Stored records
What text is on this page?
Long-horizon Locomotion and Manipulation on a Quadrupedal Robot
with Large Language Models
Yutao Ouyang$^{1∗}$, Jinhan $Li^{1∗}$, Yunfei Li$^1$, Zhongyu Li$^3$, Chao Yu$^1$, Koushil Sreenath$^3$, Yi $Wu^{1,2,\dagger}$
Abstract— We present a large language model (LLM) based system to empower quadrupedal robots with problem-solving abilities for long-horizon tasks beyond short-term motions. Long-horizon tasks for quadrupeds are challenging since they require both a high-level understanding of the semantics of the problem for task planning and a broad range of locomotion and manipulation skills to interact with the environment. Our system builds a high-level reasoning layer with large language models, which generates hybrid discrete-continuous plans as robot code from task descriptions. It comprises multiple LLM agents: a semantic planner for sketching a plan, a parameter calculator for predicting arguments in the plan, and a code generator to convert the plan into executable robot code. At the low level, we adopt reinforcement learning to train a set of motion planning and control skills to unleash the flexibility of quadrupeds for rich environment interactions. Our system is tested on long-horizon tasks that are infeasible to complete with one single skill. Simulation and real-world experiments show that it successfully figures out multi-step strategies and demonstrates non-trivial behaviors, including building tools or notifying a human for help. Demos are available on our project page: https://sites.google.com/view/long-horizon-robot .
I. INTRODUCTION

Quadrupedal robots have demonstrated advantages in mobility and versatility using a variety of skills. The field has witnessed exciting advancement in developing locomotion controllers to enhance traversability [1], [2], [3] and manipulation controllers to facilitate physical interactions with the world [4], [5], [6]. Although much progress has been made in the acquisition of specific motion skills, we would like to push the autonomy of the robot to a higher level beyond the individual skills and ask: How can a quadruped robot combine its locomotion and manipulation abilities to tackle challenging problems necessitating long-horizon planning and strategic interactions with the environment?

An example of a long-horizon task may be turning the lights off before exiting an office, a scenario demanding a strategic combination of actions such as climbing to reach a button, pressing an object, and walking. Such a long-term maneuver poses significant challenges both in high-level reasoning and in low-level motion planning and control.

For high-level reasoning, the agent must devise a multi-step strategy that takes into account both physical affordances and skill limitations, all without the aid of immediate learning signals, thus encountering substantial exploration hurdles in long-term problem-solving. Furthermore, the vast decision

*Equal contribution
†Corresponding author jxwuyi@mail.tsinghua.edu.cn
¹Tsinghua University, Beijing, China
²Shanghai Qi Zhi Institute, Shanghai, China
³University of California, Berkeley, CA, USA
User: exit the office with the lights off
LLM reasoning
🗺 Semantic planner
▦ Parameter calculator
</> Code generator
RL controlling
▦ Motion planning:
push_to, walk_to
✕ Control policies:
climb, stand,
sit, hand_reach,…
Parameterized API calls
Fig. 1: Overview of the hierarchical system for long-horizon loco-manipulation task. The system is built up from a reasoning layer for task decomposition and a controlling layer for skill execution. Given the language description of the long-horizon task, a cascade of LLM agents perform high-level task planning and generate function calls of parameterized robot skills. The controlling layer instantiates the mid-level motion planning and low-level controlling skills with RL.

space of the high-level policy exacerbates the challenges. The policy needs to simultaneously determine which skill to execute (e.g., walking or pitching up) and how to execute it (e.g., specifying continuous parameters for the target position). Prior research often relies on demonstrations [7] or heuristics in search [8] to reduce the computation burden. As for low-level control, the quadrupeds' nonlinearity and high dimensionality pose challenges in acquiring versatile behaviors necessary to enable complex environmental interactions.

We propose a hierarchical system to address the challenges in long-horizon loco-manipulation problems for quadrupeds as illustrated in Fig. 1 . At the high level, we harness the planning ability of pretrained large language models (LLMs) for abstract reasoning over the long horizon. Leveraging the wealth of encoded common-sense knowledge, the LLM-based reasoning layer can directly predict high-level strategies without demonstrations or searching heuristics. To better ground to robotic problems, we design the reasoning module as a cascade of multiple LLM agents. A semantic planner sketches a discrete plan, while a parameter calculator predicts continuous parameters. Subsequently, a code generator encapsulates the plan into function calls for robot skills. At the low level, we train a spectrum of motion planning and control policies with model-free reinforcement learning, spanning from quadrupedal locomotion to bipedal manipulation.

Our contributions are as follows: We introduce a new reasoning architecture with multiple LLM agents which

[What you are asked to do]:
Where a line in the entries holds the word "China", copy that line.

[Reply to the exercise]:
¹Tsinghua University, Beijing, China
²Shanghai Qi Zhi Institute, Shanghai, China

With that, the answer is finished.